━━━ DATASET EXCERPTS
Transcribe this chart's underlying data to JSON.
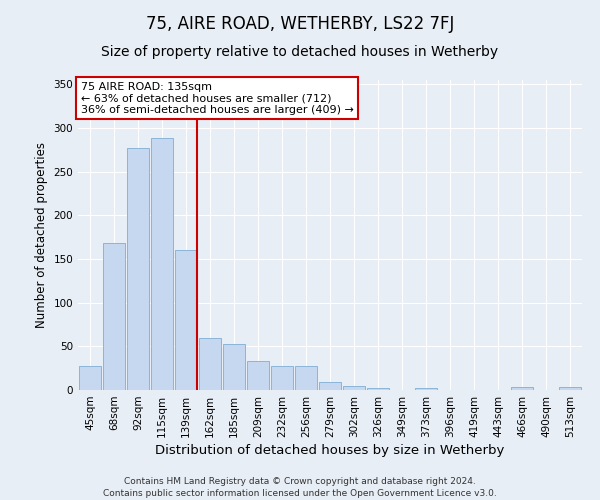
{
  "title": "75, AIRE ROAD, WETHERBY, LS22 7FJ",
  "subtitle": "Size of property relative to detached houses in Wetherby",
  "xlabel": "Distribution of detached houses by size in Wetherby",
  "ylabel": "Number of detached properties",
  "bar_labels": [
    "45sqm",
    "68sqm",
    "92sqm",
    "115sqm",
    "139sqm",
    "162sqm",
    "185sqm",
    "209sqm",
    "232sqm",
    "256sqm",
    "279sqm",
    "302sqm",
    "326sqm",
    "349sqm",
    "373sqm",
    "396sqm",
    "419sqm",
    "443sqm",
    "466sqm",
    "490sqm",
    "513sqm"
  ],
  "bar_values": [
    28,
    168,
    277,
    289,
    160,
    59,
    53,
    33,
    27,
    27,
    9,
    5,
    2,
    0,
    2,
    0,
    0,
    0,
    3,
    0,
    3
  ],
  "bar_color": "#c5d8f0",
  "bar_edge_color": "#8ab4d8",
  "vline_x_index": 4,
  "vline_color": "#cc0000",
  "annotation_text": "75 AIRE ROAD: 135sqm\n← 63% of detached houses are smaller (712)\n36% of semi-detached houses are larger (409) →",
  "annotation_box_color": "#ffffff",
  "annotation_box_edge_color": "#cc0000",
  "ylim": [
    0,
    355
  ],
  "yticks": [
    0,
    50,
    100,
    150,
    200,
    250,
    300,
    350
  ],
  "background_color": "#e8eef5",
  "plot_background_color": "#e8eef5",
  "footer_line1": "Contains HM Land Registry data © Crown copyright and database right 2024.",
  "footer_line2": "Contains public sector information licensed under the Open Government Licence v3.0.",
  "title_fontsize": 12,
  "subtitle_fontsize": 10,
  "xlabel_fontsize": 9.5,
  "ylabel_fontsize": 8.5,
  "tick_fontsize": 7.5,
  "footer_fontsize": 6.5,
  "annotation_fontsize": 8
}
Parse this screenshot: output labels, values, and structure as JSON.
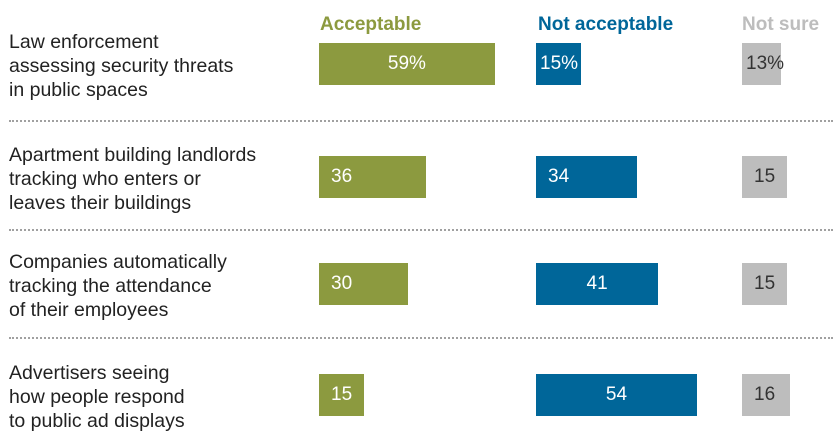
{
  "chart_data": {
    "type": "bar",
    "columns": [
      "Acceptable",
      "Not acceptable",
      "Not sure"
    ],
    "categories": [
      "Law enforcement\nassessing security threats\nin public spaces",
      "Apartment building landlords\ntracking who enters or\nleaves their buildings",
      "Companies automatically\ntracking the attendance\nof their employees",
      "Advertisers seeing\nhow people respond\nto public ad displays"
    ],
    "series": [
      {
        "name": "Acceptable",
        "values": [
          59,
          36,
          30,
          15
        ],
        "labels": [
          "59%",
          "36",
          "30",
          "15"
        ]
      },
      {
        "name": "Not acceptable",
        "values": [
          15,
          34,
          41,
          54
        ],
        "labels": [
          "15%",
          "34",
          "41",
          "54"
        ]
      },
      {
        "name": "Not sure",
        "values": [
          13,
          15,
          15,
          16
        ],
        "labels": [
          "13%",
          "15",
          "15",
          "16"
        ]
      }
    ],
    "colors": {
      "Acceptable": "#8c9a3f",
      "Not acceptable": "#006699",
      "Not sure": "#bdbdbd",
      "label_light": "#ffffff",
      "label_dark": "#333333"
    },
    "grid": false,
    "legend": "top"
  }
}
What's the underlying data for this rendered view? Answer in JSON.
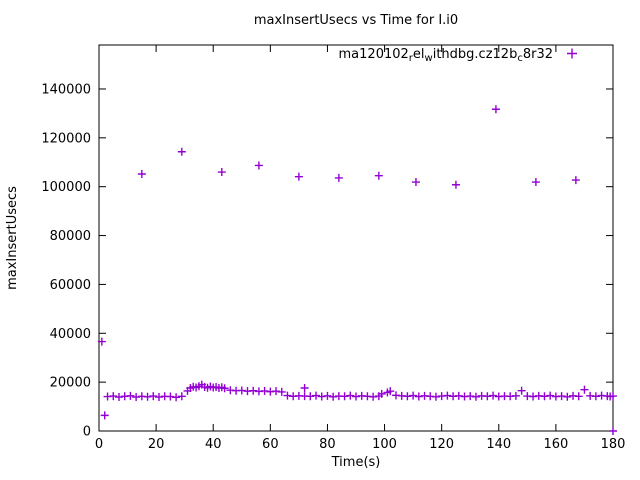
{
  "chart_data": {
    "type": "scatter",
    "title": "maxInsertUsecs vs Time for I.i0",
    "xlabel": "Time(s)",
    "ylabel": "maxInsertUsecs",
    "xlim": [
      0,
      180
    ],
    "ylim": [
      0,
      158000
    ],
    "xticks": [
      0,
      20,
      40,
      60,
      80,
      100,
      120,
      140,
      160,
      180
    ],
    "yticks": [
      0,
      20000,
      40000,
      60000,
      80000,
      100000,
      120000,
      140000
    ],
    "grid": false,
    "legend_position": "top-right-inside",
    "marker": "plus",
    "marker_color": "#9400D3",
    "axis_color": "#000000",
    "text_color": "#000000",
    "background_color": "#ffffff",
    "series": [
      {
        "name": "ma120102_rel_withdbg.cz12b_c8r32",
        "name_segments": [
          {
            "t": "ma120102"
          },
          {
            "t": "r",
            "sub": true
          },
          {
            "t": "el"
          },
          {
            "t": "w",
            "sub": true
          },
          {
            "t": "ithdbg.cz12b"
          },
          {
            "t": "c",
            "sub": true
          },
          {
            "t": "8r32"
          }
        ],
        "points": [
          [
            1,
            36600
          ],
          [
            2,
            6400
          ],
          [
            3,
            14100
          ],
          [
            5,
            14300
          ],
          [
            7,
            13900
          ],
          [
            9,
            14200
          ],
          [
            11,
            14400
          ],
          [
            13,
            13900
          ],
          [
            15,
            14200
          ],
          [
            17,
            14000
          ],
          [
            19,
            14300
          ],
          [
            21,
            13900
          ],
          [
            23,
            14200
          ],
          [
            25,
            14100
          ],
          [
            27,
            13800
          ],
          [
            29,
            14200
          ],
          [
            15,
            105200
          ],
          [
            29,
            114300
          ],
          [
            31,
            16400
          ],
          [
            32,
            17600
          ],
          [
            33,
            18100
          ],
          [
            34,
            17800
          ],
          [
            35,
            18300
          ],
          [
            36,
            19000
          ],
          [
            37,
            18000
          ],
          [
            38,
            17700
          ],
          [
            39,
            18200
          ],
          [
            40,
            17800
          ],
          [
            41,
            18000
          ],
          [
            42,
            17600
          ],
          [
            43,
            17900
          ],
          [
            44,
            17500
          ],
          [
            43,
            106000
          ],
          [
            46,
            16700
          ],
          [
            48,
            16500
          ],
          [
            50,
            16600
          ],
          [
            52,
            16300
          ],
          [
            54,
            16500
          ],
          [
            56,
            16200
          ],
          [
            58,
            16400
          ],
          [
            60,
            16100
          ],
          [
            62,
            16300
          ],
          [
            64,
            16000
          ],
          [
            56,
            108700
          ],
          [
            66,
            14500
          ],
          [
            68,
            14200
          ],
          [
            70,
            14400
          ],
          [
            70,
            104100
          ],
          [
            72,
            17600
          ],
          [
            72,
            14300
          ],
          [
            74,
            14200
          ],
          [
            76,
            14500
          ],
          [
            78,
            14100
          ],
          [
            80,
            14400
          ],
          [
            82,
            14000
          ],
          [
            84,
            14300
          ],
          [
            86,
            14200
          ],
          [
            88,
            14500
          ],
          [
            90,
            14100
          ],
          [
            92,
            14400
          ],
          [
            94,
            14200
          ],
          [
            96,
            14000
          ],
          [
            98,
            14300
          ],
          [
            84,
            103600
          ],
          [
            98,
            104500
          ],
          [
            99,
            15200
          ],
          [
            101,
            15800
          ],
          [
            102,
            16300
          ],
          [
            104,
            14600
          ],
          [
            106,
            14400
          ],
          [
            108,
            14200
          ],
          [
            110,
            14500
          ],
          [
            112,
            14100
          ],
          [
            114,
            14400
          ],
          [
            116,
            14200
          ],
          [
            118,
            14000
          ],
          [
            120,
            14300
          ],
          [
            122,
            14500
          ],
          [
            124,
            14200
          ],
          [
            126,
            14400
          ],
          [
            128,
            14100
          ],
          [
            130,
            14300
          ],
          [
            132,
            14000
          ],
          [
            134,
            14400
          ],
          [
            136,
            14200
          ],
          [
            138,
            14500
          ],
          [
            140,
            14100
          ],
          [
            142,
            14300
          ],
          [
            144,
            14200
          ],
          [
            146,
            14400
          ],
          [
            111,
            101900
          ],
          [
            125,
            100800
          ],
          [
            139,
            131700
          ],
          [
            148,
            16500
          ],
          [
            150,
            14300
          ],
          [
            152,
            14100
          ],
          [
            154,
            14400
          ],
          [
            156,
            14200
          ],
          [
            158,
            14500
          ],
          [
            160,
            14100
          ],
          [
            162,
            14300
          ],
          [
            164,
            14000
          ],
          [
            166,
            14400
          ],
          [
            168,
            14200
          ],
          [
            153,
            101900
          ],
          [
            167,
            102700
          ],
          [
            170,
            16900
          ],
          [
            172,
            14400
          ],
          [
            174,
            14200
          ],
          [
            176,
            14500
          ],
          [
            178,
            14300
          ],
          [
            179,
            14100
          ],
          [
            180,
            14300
          ],
          [
            180,
            0
          ]
        ]
      }
    ]
  }
}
━━━━━━
#### OBJECTIVE
Say how many lines in the records above hold "public", and give no other text.

#### FINAL RESULT
3